• Do this:
Extract the data exactly, missing nothing.

• Input material:

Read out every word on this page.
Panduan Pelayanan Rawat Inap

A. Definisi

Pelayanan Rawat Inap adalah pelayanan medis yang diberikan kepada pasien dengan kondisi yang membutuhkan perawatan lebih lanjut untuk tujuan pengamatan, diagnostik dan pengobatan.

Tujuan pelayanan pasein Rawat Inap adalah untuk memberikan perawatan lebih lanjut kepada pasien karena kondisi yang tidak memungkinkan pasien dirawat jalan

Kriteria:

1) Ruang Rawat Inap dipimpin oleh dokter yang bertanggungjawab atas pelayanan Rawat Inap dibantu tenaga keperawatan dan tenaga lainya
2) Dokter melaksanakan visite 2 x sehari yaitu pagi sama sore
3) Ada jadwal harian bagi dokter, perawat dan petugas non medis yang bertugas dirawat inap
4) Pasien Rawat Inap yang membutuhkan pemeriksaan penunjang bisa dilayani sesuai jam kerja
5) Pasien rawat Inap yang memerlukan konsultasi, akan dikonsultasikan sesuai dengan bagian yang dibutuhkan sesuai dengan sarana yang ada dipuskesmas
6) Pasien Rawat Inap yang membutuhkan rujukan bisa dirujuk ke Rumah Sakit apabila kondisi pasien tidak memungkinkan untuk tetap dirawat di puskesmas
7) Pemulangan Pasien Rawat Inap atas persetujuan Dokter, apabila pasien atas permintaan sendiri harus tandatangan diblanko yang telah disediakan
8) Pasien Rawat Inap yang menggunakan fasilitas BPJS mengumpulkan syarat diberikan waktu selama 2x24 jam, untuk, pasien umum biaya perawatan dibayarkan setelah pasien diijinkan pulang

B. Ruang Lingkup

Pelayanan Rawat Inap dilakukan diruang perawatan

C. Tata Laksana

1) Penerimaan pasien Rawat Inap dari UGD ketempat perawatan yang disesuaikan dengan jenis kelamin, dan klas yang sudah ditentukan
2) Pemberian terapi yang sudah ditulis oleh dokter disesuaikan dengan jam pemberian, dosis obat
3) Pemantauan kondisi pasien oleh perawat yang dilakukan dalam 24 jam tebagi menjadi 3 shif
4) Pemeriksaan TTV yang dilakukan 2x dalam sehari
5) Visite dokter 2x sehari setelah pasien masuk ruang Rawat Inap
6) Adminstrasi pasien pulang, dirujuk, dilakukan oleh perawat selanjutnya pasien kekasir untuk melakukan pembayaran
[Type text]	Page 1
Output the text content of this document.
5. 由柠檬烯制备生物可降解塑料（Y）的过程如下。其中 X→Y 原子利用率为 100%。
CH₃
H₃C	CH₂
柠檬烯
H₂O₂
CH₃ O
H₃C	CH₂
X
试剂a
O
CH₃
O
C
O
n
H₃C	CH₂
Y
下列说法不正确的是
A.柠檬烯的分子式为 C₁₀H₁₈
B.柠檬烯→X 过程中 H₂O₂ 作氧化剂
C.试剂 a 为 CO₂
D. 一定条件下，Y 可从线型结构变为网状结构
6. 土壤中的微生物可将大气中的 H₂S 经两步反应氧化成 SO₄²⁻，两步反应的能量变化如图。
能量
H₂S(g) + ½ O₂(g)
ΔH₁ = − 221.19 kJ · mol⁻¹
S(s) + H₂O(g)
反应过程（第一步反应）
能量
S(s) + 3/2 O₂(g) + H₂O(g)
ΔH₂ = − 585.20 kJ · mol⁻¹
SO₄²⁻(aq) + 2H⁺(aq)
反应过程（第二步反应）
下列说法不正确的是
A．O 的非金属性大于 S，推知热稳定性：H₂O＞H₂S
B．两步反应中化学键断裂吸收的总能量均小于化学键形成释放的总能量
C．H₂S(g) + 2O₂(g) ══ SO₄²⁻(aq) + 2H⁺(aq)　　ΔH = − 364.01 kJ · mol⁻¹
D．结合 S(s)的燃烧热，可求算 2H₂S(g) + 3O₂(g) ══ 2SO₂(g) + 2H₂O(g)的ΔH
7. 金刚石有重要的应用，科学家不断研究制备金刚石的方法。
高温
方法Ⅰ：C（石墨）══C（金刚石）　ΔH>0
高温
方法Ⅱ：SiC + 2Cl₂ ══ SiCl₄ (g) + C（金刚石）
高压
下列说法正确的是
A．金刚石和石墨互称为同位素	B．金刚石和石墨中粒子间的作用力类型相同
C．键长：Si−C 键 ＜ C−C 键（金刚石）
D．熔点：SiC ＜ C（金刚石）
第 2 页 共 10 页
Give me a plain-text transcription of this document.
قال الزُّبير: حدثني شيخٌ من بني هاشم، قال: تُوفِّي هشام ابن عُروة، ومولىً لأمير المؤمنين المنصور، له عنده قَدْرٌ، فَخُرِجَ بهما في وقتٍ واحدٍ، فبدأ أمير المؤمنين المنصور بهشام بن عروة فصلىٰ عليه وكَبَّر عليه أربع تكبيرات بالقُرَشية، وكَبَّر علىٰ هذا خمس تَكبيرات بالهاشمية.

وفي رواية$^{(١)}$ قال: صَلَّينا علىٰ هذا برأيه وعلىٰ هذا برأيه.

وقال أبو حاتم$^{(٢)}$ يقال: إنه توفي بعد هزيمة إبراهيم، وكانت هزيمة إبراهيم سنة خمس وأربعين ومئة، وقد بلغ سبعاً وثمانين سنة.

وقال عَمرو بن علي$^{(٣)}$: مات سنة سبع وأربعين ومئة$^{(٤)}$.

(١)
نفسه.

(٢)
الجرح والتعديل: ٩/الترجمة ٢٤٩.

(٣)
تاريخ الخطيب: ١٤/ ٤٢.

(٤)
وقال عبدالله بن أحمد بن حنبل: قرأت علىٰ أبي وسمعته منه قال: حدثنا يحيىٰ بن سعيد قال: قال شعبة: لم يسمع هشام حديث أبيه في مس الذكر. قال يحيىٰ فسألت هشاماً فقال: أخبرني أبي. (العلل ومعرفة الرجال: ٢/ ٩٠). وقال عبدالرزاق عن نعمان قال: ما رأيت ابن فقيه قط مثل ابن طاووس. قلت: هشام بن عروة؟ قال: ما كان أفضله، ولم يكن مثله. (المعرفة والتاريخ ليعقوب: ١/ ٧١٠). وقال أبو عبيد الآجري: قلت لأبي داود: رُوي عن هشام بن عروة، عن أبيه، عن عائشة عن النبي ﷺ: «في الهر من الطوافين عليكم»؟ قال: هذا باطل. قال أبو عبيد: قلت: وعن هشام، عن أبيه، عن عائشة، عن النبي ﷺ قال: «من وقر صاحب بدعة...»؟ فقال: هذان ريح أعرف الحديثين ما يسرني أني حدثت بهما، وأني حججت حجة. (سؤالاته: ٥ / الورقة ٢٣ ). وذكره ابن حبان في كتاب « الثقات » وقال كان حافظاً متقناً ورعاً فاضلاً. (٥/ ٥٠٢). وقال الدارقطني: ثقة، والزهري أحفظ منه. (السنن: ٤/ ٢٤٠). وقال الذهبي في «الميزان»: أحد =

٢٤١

• Response to the exercise:
Read out every word on this page.
Panduan Pelayanan Rawat Inap

A. Definisi

Pelayanan Rawat Inap adalah pelayanan medis yang diberikan kepada pasien dengan kondisi yang membutuhkan perawatan lebih lanjut untuk tujuan pengamatan, diagnostik dan pengobatan.

Tujuan pelayanan pasein Rawat Inap adalah untuk memberikan perawatan lebih lanjut kepada pasien karena kondisi yang tidak memungkinkan pasien dirawat jalan

Kriteria:

1) Ruang Rawat Inap dipimpin oleh dokter yang bertanggungjawab atas pelayanan Rawat Inap dibantu tenaga keperawatan dan tenaga lainya
2) Dokter melaksanakan visite 2 x sehari yaitu pagi sama sore
3) Ada jadwal harian bagi dokter, perawat dan petugas non medis yang bertugas dirawat inap
4) Pasien Rawat Inap yang membutuhkan pemeriksaan penunjang bisa dilayani sesuai jam kerja
5) Pasien rawat Inap yang memerlukan konsultasi, akan dikonsultasikan sesuai dengan bagian yang dibutuhkan sesuai dengan sarana yang ada dipuskesmas
6) Pasien Rawat Inap yang membutuhkan rujukan bisa dirujuk ke Rumah Sakit apabila kondisi pasien tidak memungkinkan untuk tetap dirawat di puskesmas
7) Pemulangan Pasien Rawat Inap atas persetujuan Dokter, apabila pasien atas permintaan sendiri harus tandatangan diblanko yang telah disediakan
8) Pasien Rawat Inap yang menggunakan fasilitas BPJS mengumpulkan syarat diberikan waktu selama 2x24 jam, untuk, pasien umum biaya perawatan dibayarkan setelah pasien diijinkan pulang

B. Ruang Lingkup

Pelayanan Rawat Inap dilakukan diruang perawatan

C. Tata Laksana

1) Penerimaan pasien Rawat Inap dari UGD ketempat perawatan yang disesuaikan dengan jenis kelamin, dan klas yang sudah ditentukan
2) Pemberian terapi yang sudah ditulis oleh dokter disesuaikan dengan jam pemberian, dosis obat
3) Pemantauan kondisi pasien oleh perawat yang dilakukan dalam 24 jam tebagi menjadi 3 shif
4) Pemeriksaan TTV yang dilakukan 2x dalam sehari
5) Visite dokter 2x sehari setelah pasien masuk ruang Rawat Inap
6) Adminstrasi pasien pulang, dirujuk, dilakukan oleh perawat selanjutnya pasien kekasir untuk melakukan pembayaran
[Type text]	Page 1
Output the text content of this document.
5. 由柠檬烯制备生物可降解塑料（Y）的过程如下。其中 X→Y 原子利用率为 100%。
CH₃
H₃C	CH₂
柠檬烯
H₂O₂
CH₃ O
H₃C	CH₂
X
试剂a
O
CH₃
O
C
O
n
H₃C	CH₂
Y
下列说法不正确的是
A.柠檬烯的分子式为 C₁₀H₁₈
B.柠檬烯→X 过程中 H₂O₂ 作氧化剂
C.试剂 a 为 CO₂
D. 一定条件下，Y 可从线型结构变为网状结构
6. 土壤中的微生物可将大气中的 H₂S 经两步反应氧化成 SO₄²⁻，两步反应的能量变化如图。
能量
H₂S(g) + ½ O₂(g)
ΔH₁ = − 221.19 kJ · mol⁻¹
S(s) + H₂O(g)
反应过程（第一步反应）
能量
S(s) + 3/2 O₂(g) + H₂O(g)
ΔH₂ = − 585.20 kJ · mol⁻¹
SO₄²⁻(aq) + 2H⁺(aq)
反应过程（第二步反应）
下列说法不正确的是
A．O 的非金属性大于 S，推知热稳定性：H₂O＞H₂S
B．两步反应中化学键断裂吸收的总能量均小于化学键形成释放的总能量
C．H₂S(g) + 2O₂(g) ══ SO₄²⁻(aq) + 2H⁺(aq)　　ΔH = − 364.01 kJ · mol⁻¹
D．结合 S(s)的燃烧热，可求算 2H₂S(g) + 3O₂(g) ══ 2SO₂(g) + 2H₂O(g)的ΔH
7. 金刚石有重要的应用，科学家不断研究制备金刚石的方法。
高温
方法Ⅰ：C（石墨）══C（金刚石）　ΔH>0
高温
方法Ⅱ：SiC + 2Cl₂ ══ SiCl₄ (g) + C（金刚石）
高压
下列说法正确的是
A．金刚石和石墨互称为同位素	B．金刚石和石墨中粒子间的作用力类型相同
C．键长：Si−C 键 ＜ C−C 键（金刚石）
D．熔点：SiC ＜ C（金刚石）
第 2 页 共 10 页
Give me a plain-text transcription of this document.
قال الزُّبير: حدثني شيخٌ من بني هاشم، قال: تُوفِّي هشام ابن عُروة، ومولىً لأمير المؤمنين المنصور، له عنده قَدْرٌ، فَخُرِجَ بهما في وقتٍ واحدٍ، فبدأ أمير المؤمنين المنصور بهشام بن عروة فصلىٰ عليه وكَبَّر عليه أربع تكبيرات بالقُرَشية، وكَبَّر علىٰ هذا خمس تَكبيرات بالهاشمية.

وفي رواية$^{(١)}$ قال: صَلَّينا علىٰ هذا برأيه وعلىٰ هذا برأيه.

وقال أبو حاتم$^{(٢)}$ يقال: إنه توفي بعد هزيمة إبراهيم، وكانت هزيمة إبراهيم سنة خمس وأربعين ومئة، وقد بلغ سبعاً وثمانين سنة.

وقال عَمرو بن علي$^{(٣)}$: مات سنة سبع وأربعين ومئة$^{(٤)}$.

(١)
نفسه.

(٢)
الجرح والتعديل: ٩/الترجمة ٢٤٩.

(٣)
تاريخ الخطيب: ١٤/ ٤٢.

(٤)
وقال عبدالله بن أحمد بن حنبل: قرأت علىٰ أبي وسمعته منه قال: حدثنا يحيىٰ بن سعيد قال: قال شعبة: لم يسمع هشام حديث أبيه في مس الذكر. قال يحيىٰ فسألت هشاماً فقال: أخبرني أبي. (العلل ومعرفة الرجال: ٢/ ٩٠). وقال عبدالرزاق عن نعمان قال: ما رأيت ابن فقيه قط مثل ابن طاووس. قلت: هشام بن عروة؟ قال: ما كان أفضله، ولم يكن مثله. (المعرفة والتاريخ ليعقوب: ١/ ٧١٠). وقال أبو عبيد الآجري: قلت لأبي داود: رُوي عن هشام بن عروة، عن أبيه، عن عائشة عن النبي ﷺ: «في الهر من الطوافين عليكم»؟ قال: هذا باطل. قال أبو عبيد: قلت: وعن هشام، عن أبيه، عن عائشة، عن النبي ﷺ قال: «من وقر صاحب بدعة...»؟ فقال: هذان ريح أعرف الحديثين ما يسرني أني حدثت بهما، وأني حججت حجة. (سؤالاته: ٥ / الورقة ٢٣ ). وذكره ابن حبان في كتاب « الثقات » وقال كان حافظاً متقناً ورعاً فاضلاً. (٥/ ٥٠٢). وقال الدارقطني: ثقة، والزهري أحفظ منه. (السنن: ٤/ ٢٤٠). وقال الذهبي في «الميزان»: أحد =

٢٤١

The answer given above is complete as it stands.